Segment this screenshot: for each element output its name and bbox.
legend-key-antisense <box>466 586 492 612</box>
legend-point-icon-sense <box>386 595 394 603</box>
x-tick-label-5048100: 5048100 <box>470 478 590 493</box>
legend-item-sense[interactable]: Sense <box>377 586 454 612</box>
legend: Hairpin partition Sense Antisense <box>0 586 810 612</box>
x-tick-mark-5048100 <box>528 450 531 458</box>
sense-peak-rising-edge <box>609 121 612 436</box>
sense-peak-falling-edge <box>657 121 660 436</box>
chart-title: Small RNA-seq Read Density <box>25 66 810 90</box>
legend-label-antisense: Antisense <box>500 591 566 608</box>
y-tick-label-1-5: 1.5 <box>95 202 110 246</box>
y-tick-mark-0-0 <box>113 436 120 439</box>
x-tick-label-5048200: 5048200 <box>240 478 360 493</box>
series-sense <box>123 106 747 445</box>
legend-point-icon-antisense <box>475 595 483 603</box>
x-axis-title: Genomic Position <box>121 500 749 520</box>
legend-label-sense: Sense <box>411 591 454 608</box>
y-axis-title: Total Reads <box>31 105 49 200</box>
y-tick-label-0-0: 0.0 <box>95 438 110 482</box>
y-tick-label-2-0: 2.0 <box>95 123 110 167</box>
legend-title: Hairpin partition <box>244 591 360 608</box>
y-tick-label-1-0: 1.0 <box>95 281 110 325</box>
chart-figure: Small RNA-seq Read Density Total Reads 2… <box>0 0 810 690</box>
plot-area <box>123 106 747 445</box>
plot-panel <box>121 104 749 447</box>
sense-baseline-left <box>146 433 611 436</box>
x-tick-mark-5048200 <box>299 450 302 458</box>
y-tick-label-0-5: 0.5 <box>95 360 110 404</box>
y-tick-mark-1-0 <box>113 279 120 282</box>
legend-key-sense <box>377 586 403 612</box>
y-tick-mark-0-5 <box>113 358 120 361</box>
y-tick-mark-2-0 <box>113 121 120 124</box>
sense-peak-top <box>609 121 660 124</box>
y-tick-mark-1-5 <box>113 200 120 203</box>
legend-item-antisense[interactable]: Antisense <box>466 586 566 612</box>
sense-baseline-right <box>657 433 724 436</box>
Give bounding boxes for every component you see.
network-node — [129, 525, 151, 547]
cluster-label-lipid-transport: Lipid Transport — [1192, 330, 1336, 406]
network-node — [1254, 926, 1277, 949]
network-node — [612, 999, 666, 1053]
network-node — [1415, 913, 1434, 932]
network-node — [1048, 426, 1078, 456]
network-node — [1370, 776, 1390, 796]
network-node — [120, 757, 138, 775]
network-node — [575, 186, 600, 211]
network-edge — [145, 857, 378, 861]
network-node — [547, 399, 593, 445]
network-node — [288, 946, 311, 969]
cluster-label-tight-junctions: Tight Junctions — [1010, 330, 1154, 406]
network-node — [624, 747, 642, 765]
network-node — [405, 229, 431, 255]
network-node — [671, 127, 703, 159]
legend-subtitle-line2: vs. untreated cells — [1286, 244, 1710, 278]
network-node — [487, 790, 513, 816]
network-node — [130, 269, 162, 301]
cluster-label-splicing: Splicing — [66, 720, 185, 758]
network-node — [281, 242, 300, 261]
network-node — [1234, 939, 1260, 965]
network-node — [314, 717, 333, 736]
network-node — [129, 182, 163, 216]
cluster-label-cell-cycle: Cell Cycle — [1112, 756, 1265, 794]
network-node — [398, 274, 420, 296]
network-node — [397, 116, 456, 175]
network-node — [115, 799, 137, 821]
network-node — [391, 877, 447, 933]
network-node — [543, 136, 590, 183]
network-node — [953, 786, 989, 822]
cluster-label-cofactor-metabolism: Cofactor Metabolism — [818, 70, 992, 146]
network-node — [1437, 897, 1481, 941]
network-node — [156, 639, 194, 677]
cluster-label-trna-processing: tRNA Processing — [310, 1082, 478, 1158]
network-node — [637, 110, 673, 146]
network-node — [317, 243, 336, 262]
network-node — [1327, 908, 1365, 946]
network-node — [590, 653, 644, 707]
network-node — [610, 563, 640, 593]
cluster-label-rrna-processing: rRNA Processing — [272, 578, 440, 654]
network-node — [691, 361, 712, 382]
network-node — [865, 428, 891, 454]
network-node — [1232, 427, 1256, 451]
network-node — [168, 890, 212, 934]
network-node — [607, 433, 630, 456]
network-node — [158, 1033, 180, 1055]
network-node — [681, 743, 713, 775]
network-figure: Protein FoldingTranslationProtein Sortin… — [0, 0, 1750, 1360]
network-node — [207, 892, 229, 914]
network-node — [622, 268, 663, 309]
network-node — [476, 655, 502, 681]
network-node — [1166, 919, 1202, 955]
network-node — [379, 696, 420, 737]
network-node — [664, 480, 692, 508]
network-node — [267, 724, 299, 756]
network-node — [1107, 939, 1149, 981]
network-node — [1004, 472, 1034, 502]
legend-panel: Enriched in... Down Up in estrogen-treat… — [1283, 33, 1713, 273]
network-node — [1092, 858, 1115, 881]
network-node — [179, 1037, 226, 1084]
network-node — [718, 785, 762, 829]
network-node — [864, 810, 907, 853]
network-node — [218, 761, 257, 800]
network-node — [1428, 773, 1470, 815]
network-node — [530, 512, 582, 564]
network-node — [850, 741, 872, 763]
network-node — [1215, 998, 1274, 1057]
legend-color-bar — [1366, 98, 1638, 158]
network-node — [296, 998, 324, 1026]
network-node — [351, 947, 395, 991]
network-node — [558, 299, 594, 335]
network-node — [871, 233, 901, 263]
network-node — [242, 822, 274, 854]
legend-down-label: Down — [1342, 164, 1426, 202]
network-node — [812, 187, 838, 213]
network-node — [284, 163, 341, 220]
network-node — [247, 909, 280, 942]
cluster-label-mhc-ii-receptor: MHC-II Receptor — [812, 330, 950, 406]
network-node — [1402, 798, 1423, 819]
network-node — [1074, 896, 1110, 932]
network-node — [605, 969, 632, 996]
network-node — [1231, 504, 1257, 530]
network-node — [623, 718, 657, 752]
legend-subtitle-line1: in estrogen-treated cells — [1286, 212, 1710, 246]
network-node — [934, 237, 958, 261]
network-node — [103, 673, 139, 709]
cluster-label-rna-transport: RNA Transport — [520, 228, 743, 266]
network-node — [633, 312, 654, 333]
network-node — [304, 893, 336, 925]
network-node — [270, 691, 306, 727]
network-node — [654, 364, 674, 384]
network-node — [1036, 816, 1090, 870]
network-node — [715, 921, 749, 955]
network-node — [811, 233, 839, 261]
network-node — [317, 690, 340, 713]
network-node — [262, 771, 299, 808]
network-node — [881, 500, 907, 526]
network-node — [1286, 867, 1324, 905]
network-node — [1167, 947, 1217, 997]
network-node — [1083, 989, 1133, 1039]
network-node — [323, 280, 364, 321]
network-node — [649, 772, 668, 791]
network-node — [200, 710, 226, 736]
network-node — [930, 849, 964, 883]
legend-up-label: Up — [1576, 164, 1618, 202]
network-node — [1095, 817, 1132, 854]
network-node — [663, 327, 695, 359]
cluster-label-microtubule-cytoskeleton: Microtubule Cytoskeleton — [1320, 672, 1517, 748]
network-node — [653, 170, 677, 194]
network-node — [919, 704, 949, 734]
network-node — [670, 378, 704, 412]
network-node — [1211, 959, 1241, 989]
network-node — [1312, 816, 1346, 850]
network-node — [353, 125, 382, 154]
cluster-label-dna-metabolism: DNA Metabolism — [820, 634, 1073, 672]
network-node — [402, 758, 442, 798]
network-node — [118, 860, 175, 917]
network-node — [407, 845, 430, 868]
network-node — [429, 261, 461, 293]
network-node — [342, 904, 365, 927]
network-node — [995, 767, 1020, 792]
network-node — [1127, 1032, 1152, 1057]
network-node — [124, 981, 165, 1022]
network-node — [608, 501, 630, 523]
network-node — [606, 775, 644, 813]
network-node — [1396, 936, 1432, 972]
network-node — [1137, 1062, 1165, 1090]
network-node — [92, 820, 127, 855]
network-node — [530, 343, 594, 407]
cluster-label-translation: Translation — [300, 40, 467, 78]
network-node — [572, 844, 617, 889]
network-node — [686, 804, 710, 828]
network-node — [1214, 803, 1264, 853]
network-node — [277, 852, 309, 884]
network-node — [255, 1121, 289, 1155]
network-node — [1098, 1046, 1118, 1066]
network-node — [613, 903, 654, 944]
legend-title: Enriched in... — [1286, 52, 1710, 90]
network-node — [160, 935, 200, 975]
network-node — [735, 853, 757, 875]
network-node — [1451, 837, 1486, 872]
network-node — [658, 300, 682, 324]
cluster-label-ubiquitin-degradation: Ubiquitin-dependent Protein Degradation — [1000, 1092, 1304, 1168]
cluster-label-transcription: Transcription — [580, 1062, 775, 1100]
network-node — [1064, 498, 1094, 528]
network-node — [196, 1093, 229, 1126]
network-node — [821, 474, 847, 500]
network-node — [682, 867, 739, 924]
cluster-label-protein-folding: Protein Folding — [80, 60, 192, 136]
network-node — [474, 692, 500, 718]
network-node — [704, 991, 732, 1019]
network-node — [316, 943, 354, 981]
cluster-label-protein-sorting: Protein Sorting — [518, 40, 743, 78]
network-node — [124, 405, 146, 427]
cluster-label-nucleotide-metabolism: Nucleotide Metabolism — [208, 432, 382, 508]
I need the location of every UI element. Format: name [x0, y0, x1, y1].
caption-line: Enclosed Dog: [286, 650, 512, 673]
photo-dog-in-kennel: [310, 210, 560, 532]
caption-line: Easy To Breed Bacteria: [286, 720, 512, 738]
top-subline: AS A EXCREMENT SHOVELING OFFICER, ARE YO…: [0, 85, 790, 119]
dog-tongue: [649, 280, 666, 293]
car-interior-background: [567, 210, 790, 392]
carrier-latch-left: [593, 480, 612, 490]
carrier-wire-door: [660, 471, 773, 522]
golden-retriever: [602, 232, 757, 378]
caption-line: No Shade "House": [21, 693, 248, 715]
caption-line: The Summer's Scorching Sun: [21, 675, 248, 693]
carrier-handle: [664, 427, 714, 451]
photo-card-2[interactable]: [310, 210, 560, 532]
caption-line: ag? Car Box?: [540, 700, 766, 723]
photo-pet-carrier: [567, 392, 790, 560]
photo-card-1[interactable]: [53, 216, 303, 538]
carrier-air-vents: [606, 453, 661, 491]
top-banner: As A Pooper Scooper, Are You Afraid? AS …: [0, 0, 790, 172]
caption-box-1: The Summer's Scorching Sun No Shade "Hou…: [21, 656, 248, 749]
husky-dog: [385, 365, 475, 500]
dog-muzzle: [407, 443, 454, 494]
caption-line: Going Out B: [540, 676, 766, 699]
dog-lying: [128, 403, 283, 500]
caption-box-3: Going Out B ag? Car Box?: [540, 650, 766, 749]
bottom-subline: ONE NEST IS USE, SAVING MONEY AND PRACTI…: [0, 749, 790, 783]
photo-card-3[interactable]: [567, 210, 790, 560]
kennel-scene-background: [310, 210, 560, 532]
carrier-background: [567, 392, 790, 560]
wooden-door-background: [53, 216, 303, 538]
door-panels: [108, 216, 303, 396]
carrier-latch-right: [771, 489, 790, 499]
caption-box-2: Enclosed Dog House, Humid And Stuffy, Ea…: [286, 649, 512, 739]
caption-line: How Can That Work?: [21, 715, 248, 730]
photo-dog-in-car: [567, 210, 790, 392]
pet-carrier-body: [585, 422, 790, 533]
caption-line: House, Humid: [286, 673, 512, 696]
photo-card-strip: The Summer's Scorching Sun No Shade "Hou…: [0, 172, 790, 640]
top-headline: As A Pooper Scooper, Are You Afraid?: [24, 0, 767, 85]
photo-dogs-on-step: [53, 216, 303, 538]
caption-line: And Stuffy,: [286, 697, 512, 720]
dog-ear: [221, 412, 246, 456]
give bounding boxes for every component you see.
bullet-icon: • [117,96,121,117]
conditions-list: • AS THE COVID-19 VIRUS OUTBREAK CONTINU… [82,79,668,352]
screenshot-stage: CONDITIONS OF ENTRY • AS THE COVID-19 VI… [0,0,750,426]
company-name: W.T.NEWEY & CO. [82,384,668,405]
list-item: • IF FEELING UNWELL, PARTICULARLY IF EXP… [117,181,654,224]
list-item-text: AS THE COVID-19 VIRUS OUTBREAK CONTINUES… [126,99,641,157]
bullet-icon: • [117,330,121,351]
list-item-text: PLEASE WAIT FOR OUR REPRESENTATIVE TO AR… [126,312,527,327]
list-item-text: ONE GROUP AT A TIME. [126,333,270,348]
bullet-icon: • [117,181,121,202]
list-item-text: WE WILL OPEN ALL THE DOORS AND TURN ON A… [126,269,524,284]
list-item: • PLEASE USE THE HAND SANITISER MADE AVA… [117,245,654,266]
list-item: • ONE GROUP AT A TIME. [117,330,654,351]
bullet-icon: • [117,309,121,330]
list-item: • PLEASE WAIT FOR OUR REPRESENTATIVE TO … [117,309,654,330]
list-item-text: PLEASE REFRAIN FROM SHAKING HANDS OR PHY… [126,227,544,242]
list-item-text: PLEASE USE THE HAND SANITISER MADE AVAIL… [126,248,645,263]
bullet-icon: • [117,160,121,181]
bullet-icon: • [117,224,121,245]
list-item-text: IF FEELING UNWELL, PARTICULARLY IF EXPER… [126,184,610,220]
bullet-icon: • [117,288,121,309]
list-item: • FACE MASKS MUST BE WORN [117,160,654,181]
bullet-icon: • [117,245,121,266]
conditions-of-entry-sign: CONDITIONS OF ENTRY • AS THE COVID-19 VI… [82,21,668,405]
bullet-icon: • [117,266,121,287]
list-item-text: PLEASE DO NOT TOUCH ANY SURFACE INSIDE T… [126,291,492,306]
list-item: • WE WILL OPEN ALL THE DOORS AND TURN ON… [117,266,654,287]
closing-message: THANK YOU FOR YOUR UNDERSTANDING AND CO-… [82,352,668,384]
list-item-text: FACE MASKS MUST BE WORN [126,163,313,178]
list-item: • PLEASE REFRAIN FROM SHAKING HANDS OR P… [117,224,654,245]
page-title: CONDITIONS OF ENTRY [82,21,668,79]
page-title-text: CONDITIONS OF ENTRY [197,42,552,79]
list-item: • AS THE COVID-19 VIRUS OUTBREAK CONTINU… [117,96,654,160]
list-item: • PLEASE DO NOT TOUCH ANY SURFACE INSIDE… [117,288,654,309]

══════════════════════════════

__EXERCISE GOAL__: From the data above, count the lines that contain "edge" and write only that count.

__RESPONSE FOR THIS EXERCISE__: 3